**SET PROBLEM**:
Scan the entries below and extract each line with the word "stretches" in it.

(Data records)

+++

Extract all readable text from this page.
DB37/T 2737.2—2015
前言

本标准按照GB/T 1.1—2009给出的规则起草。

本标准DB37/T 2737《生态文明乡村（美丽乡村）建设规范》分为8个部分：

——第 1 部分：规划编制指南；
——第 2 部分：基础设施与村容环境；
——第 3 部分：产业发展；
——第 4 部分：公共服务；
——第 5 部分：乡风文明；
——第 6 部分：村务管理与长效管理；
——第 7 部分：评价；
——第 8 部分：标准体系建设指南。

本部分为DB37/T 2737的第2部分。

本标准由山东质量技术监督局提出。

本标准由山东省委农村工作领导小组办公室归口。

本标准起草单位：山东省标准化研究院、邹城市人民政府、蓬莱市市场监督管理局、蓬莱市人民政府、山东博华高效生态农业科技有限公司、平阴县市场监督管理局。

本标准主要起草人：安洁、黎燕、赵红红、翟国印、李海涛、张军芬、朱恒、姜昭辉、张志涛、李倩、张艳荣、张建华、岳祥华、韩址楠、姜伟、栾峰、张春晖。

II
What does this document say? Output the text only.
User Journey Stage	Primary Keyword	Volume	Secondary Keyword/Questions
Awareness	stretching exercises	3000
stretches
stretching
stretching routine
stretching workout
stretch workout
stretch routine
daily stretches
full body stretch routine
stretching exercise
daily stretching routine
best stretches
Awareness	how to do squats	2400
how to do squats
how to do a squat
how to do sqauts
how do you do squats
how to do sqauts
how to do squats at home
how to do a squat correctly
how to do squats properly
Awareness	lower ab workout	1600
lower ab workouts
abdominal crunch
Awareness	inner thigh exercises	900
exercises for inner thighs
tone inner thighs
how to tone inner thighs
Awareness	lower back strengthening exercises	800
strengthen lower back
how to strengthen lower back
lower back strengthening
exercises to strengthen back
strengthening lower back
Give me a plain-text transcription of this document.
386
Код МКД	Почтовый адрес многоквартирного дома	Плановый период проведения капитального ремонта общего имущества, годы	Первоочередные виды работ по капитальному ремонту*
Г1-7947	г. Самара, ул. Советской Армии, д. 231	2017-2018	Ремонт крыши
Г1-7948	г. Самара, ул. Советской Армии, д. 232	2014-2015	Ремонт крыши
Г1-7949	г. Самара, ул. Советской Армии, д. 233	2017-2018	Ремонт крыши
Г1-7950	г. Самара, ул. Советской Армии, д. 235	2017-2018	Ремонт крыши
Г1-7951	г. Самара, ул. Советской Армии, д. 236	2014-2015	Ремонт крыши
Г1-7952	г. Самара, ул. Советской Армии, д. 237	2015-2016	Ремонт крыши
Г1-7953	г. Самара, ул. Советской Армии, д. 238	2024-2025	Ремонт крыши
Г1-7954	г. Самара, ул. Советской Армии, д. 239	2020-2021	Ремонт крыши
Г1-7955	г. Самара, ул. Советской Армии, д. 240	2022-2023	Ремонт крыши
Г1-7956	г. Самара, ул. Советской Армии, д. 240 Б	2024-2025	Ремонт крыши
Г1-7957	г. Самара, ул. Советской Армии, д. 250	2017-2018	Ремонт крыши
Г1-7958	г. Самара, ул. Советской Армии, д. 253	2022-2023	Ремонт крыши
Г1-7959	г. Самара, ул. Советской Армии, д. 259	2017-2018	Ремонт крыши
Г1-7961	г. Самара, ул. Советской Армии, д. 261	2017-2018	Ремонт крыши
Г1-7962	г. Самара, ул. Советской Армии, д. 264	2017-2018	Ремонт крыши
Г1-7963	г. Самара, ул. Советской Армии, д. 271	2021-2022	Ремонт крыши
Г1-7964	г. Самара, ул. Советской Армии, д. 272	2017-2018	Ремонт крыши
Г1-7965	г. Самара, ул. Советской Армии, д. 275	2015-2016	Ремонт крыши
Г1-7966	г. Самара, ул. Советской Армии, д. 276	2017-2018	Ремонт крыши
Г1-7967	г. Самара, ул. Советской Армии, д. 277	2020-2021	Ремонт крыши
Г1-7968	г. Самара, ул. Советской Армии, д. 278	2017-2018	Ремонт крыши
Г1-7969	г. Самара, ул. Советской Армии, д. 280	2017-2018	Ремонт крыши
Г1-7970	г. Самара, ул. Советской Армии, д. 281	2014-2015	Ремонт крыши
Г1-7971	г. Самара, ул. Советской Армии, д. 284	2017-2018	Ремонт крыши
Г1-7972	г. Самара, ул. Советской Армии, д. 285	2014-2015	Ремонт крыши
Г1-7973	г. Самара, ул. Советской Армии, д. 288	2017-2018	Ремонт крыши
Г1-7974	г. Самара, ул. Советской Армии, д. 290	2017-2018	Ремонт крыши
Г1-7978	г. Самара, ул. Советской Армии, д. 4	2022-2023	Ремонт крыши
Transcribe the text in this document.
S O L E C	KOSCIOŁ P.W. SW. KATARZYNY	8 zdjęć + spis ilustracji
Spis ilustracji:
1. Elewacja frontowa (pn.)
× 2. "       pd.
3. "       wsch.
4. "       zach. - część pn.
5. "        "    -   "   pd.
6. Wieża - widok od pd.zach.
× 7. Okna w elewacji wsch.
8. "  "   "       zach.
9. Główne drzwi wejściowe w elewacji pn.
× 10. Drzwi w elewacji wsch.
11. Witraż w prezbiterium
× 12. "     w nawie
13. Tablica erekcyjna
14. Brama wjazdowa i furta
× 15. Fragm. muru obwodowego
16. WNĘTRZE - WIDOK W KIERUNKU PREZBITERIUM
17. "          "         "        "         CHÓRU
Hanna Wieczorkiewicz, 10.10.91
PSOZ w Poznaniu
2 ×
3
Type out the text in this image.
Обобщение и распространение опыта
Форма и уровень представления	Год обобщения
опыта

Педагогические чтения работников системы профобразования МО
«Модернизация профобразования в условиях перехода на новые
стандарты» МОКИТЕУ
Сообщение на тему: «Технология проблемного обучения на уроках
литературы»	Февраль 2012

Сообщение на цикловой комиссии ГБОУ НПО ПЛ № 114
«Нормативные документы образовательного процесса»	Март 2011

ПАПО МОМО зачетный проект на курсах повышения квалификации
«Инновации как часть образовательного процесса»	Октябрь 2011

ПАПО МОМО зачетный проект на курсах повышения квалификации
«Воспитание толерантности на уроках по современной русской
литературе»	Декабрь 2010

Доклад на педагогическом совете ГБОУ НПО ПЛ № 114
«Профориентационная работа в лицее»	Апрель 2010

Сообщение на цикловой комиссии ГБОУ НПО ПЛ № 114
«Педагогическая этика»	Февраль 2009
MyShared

+++

**RESPONSE TO THE EXERCISE**:
stretches
daily stretches
best stretches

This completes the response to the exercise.